> _Work instructions_
Each entry below is to be printed verbatim.

> _Data for the task_
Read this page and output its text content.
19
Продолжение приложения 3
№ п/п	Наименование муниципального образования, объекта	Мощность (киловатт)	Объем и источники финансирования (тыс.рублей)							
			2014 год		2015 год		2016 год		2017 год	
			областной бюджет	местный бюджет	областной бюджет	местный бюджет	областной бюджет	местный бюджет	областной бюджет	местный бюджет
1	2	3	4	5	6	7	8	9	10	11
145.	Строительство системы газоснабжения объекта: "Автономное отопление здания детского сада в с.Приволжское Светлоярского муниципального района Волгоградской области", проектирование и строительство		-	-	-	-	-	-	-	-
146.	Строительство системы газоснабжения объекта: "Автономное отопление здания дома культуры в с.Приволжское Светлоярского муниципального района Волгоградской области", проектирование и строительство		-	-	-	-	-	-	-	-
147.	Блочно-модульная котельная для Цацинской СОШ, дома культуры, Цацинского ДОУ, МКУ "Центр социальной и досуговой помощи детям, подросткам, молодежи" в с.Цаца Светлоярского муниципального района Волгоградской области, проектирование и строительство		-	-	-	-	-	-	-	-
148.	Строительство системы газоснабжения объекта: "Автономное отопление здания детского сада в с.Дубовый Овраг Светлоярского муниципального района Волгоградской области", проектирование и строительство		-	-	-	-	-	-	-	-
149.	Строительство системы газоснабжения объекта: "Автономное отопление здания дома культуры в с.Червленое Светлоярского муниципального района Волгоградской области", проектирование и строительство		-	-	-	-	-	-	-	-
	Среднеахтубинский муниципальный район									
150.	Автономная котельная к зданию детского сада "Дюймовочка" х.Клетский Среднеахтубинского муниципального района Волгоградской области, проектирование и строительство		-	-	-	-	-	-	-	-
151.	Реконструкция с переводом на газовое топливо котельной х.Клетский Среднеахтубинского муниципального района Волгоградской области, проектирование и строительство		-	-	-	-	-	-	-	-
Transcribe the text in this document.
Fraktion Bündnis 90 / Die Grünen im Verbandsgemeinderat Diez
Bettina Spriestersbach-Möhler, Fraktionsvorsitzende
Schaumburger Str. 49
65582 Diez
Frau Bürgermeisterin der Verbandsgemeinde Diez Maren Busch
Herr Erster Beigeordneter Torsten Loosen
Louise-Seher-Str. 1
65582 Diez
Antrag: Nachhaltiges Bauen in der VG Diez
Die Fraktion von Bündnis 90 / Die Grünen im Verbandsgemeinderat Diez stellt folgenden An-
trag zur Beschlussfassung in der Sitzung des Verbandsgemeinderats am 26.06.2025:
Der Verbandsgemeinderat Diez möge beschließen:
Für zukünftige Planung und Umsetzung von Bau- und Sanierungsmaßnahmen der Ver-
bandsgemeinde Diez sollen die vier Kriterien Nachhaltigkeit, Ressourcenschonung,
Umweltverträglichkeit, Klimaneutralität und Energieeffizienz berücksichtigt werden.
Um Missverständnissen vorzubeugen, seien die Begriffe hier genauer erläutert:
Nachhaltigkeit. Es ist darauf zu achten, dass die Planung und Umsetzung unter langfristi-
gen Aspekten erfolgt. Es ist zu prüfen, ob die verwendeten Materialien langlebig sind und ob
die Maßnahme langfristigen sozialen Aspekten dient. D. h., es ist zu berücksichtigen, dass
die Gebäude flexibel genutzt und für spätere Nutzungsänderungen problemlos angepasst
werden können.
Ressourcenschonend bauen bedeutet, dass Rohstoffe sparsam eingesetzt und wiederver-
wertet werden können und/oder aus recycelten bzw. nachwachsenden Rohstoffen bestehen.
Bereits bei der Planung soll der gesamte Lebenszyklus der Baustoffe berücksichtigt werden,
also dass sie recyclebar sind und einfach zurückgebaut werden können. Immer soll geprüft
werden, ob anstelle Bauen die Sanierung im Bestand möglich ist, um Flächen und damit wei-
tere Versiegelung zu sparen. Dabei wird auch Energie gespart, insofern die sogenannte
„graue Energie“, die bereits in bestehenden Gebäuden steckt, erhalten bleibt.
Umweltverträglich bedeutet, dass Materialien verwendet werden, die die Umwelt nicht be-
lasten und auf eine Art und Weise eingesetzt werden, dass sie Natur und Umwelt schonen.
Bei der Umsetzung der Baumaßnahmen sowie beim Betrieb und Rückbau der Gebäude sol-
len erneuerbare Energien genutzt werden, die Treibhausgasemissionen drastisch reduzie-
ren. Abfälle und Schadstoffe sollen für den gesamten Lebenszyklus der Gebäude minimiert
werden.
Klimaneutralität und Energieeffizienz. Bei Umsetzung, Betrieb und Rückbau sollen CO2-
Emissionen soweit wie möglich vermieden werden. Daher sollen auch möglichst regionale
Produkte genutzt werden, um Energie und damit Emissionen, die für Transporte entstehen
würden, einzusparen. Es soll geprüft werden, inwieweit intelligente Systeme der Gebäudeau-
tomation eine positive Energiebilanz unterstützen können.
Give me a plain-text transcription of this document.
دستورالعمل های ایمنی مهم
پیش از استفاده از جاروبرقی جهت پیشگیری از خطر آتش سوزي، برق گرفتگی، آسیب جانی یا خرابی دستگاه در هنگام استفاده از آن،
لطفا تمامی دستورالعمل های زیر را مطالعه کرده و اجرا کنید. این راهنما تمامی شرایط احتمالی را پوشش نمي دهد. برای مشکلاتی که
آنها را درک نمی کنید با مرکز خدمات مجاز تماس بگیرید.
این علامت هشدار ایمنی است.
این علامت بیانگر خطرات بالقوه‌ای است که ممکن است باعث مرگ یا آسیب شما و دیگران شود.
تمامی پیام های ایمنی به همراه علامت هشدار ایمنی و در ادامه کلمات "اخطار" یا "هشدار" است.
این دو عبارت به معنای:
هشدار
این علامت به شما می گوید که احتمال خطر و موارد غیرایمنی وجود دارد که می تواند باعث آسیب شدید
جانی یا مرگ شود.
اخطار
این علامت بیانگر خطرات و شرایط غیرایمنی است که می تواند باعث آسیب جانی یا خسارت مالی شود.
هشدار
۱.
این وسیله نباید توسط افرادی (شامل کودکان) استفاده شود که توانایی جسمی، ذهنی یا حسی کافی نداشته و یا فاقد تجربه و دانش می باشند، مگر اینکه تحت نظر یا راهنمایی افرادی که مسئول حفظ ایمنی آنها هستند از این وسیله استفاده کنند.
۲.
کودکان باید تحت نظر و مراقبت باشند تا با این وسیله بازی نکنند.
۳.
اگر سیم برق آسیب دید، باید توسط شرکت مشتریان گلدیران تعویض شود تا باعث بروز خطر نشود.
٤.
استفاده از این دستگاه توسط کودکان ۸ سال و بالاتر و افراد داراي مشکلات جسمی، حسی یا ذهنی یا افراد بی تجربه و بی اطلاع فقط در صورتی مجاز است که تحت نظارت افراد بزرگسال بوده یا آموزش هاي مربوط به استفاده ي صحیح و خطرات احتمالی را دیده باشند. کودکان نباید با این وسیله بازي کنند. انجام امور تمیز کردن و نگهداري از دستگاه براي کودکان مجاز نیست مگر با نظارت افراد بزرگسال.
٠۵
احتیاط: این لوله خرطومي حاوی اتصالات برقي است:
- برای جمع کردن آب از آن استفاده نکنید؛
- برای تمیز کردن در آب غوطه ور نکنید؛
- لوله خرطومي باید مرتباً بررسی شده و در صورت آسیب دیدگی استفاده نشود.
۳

> _Written answer_
Read this page and output its text content.
19
Продолжение приложения 3
№ п/п	Наименование муниципального образования, объекта	Мощность (киловатт)	Объем и источники финансирования (тыс.рублей)							
			2014 год		2015 год		2016 год		2017 год	
			областной бюджет	местный бюджет	областной бюджет	местный бюджет	областной бюджет	местный бюджет	областной бюджет	местный бюджет
1	2	3	4	5	6	7	8	9	10	11
145.	Строительство системы газоснабжения объекта: "Автономное отопление здания детского сада в с.Приволжское Светлоярского муниципального района Волгоградской области", проектирование и строительство		-	-	-	-	-	-	-	-
146.	Строительство системы газоснабжения объекта: "Автономное отопление здания дома культуры в с.Приволжское Светлоярского муниципального района Волгоградской области", проектирование и строительство		-	-	-	-	-	-	-	-
147.	Блочно-модульная котельная для Цацинской СОШ, дома культуры, Цацинского ДОУ, МКУ "Центр социальной и досуговой помощи детям, подросткам, молодежи" в с.Цаца Светлоярского муниципального района Волгоградской области, проектирование и строительство		-	-	-	-	-	-	-	-
148.	Строительство системы газоснабжения объекта: "Автономное отопление здания детского сада в с.Дубовый Овраг Светлоярского муниципального района Волгоградской области", проектирование и строительство		-	-	-	-	-	-	-	-
149.	Строительство системы газоснабжения объекта: "Автономное отопление здания дома культуры в с.Червленое Светлоярского муниципального района Волгоградской области", проектирование и строительство		-	-	-	-	-	-	-	-
	Среднеахтубинский муниципальный район									
150.	Автономная котельная к зданию детского сада "Дюймовочка" х.Клетский Среднеахтубинского муниципального района Волгоградской области, проектирование и строительство		-	-	-	-	-	-	-	-
151.	Реконструкция с переводом на газовое топливо котельной х.Клетский Среднеахтубинского муниципального района Волгоградской области, проектирование и строительство		-	-	-	-	-	-	-	-
Transcribe the text in this document.
Fraktion Bündnis 90 / Die Grünen im Verbandsgemeinderat Diez
Bettina Spriestersbach-Möhler, Fraktionsvorsitzende
Schaumburger Str. 49
65582 Diez
Frau Bürgermeisterin der Verbandsgemeinde Diez Maren Busch
Herr Erster Beigeordneter Torsten Loosen
Louise-Seher-Str. 1
65582 Diez
Antrag: Nachhaltiges Bauen in der VG Diez
Die Fraktion von Bündnis 90 / Die Grünen im Verbandsgemeinderat Diez stellt folgenden An-
trag zur Beschlussfassung in der Sitzung des Verbandsgemeinderats am 26.06.2025:
Der Verbandsgemeinderat Diez möge beschließen:
Für zukünftige Planung und Umsetzung von Bau- und Sanierungsmaßnahmen der Ver-
bandsgemeinde Diez sollen die vier Kriterien Nachhaltigkeit, Ressourcenschonung,
Umweltverträglichkeit, Klimaneutralität und Energieeffizienz berücksichtigt werden.
Um Missverständnissen vorzubeugen, seien die Begriffe hier genauer erläutert:
Nachhaltigkeit. Es ist darauf zu achten, dass die Planung und Umsetzung unter langfristi-
gen Aspekten erfolgt. Es ist zu prüfen, ob die verwendeten Materialien langlebig sind und ob
die Maßnahme langfristigen sozialen Aspekten dient. D. h., es ist zu berücksichtigen, dass
die Gebäude flexibel genutzt und für spätere Nutzungsänderungen problemlos angepasst
werden können.
Ressourcenschonend bauen bedeutet, dass Rohstoffe sparsam eingesetzt und wiederver-
wertet werden können und/oder aus recycelten bzw. nachwachsenden Rohstoffen bestehen.
Bereits bei der Planung soll der gesamte Lebenszyklus der Baustoffe berücksichtigt werden,
also dass sie recyclebar sind und einfach zurückgebaut werden können. Immer soll geprüft
werden, ob anstelle Bauen die Sanierung im Bestand möglich ist, um Flächen und damit wei-
tere Versiegelung zu sparen. Dabei wird auch Energie gespart, insofern die sogenannte
„graue Energie“, die bereits in bestehenden Gebäuden steckt, erhalten bleibt.
Umweltverträglich bedeutet, dass Materialien verwendet werden, die die Umwelt nicht be-
lasten und auf eine Art und Weise eingesetzt werden, dass sie Natur und Umwelt schonen.
Bei der Umsetzung der Baumaßnahmen sowie beim Betrieb und Rückbau der Gebäude sol-
len erneuerbare Energien genutzt werden, die Treibhausgasemissionen drastisch reduzie-
ren. Abfälle und Schadstoffe sollen für den gesamten Lebenszyklus der Gebäude minimiert
werden.
Klimaneutralität und Energieeffizienz. Bei Umsetzung, Betrieb und Rückbau sollen CO2-
Emissionen soweit wie möglich vermieden werden. Daher sollen auch möglichst regionale
Produkte genutzt werden, um Energie und damit Emissionen, die für Transporte entstehen
würden, einzusparen. Es soll geprüft werden, inwieweit intelligente Systeme der Gebäudeau-
tomation eine positive Energiebilanz unterstützen können.
Give me a plain-text transcription of this document.
دستورالعمل های ایمنی مهم
پیش از استفاده از جاروبرقی جهت پیشگیری از خطر آتش سوزي، برق گرفتگی، آسیب جانی یا خرابی دستگاه در هنگام استفاده از آن،
لطفا تمامی دستورالعمل های زیر را مطالعه کرده و اجرا کنید. این راهنما تمامی شرایط احتمالی را پوشش نمي دهد. برای مشکلاتی که
آنها را درک نمی کنید با مرکز خدمات مجاز تماس بگیرید.
این علامت هشدار ایمنی است.
این علامت بیانگر خطرات بالقوه‌ای است که ممکن است باعث مرگ یا آسیب شما و دیگران شود.
تمامی پیام های ایمنی به همراه علامت هشدار ایمنی و در ادامه کلمات "اخطار" یا "هشدار" است.
این دو عبارت به معنای:
هشدار
این علامت به شما می گوید که احتمال خطر و موارد غیرایمنی وجود دارد که می تواند باعث آسیب شدید
جانی یا مرگ شود.
اخطار
این علامت بیانگر خطرات و شرایط غیرایمنی است که می تواند باعث آسیب جانی یا خسارت مالی شود.
هشدار
۱.
این وسیله نباید توسط افرادی (شامل کودکان) استفاده شود که توانایی جسمی، ذهنی یا حسی کافی نداشته و یا فاقد تجربه و دانش می باشند، مگر اینکه تحت نظر یا راهنمایی افرادی که مسئول حفظ ایمنی آنها هستند از این وسیله استفاده کنند.
۲.
کودکان باید تحت نظر و مراقبت باشند تا با این وسیله بازی نکنند.
۳.
اگر سیم برق آسیب دید، باید توسط شرکت مشتریان گلدیران تعویض شود تا باعث بروز خطر نشود.
٤.
استفاده از این دستگاه توسط کودکان ۸ سال و بالاتر و افراد داراي مشکلات جسمی، حسی یا ذهنی یا افراد بی تجربه و بی اطلاع فقط در صورتی مجاز است که تحت نظارت افراد بزرگسال بوده یا آموزش هاي مربوط به استفاده ي صحیح و خطرات احتمالی را دیده باشند. کودکان نباید با این وسیله بازي کنند. انجام امور تمیز کردن و نگهداري از دستگاه براي کودکان مجاز نیست مگر با نظارت افراد بزرگسال.
٠۵
احتیاط: این لوله خرطومي حاوی اتصالات برقي است:
- برای جمع کردن آب از آن استفاده نکنید؛
- برای تمیز کردن در آب غوطه ور نکنید؛
- لوله خرطومي باید مرتباً بررسی شده و در صورت آسیب دیدگی استفاده نشود.
۳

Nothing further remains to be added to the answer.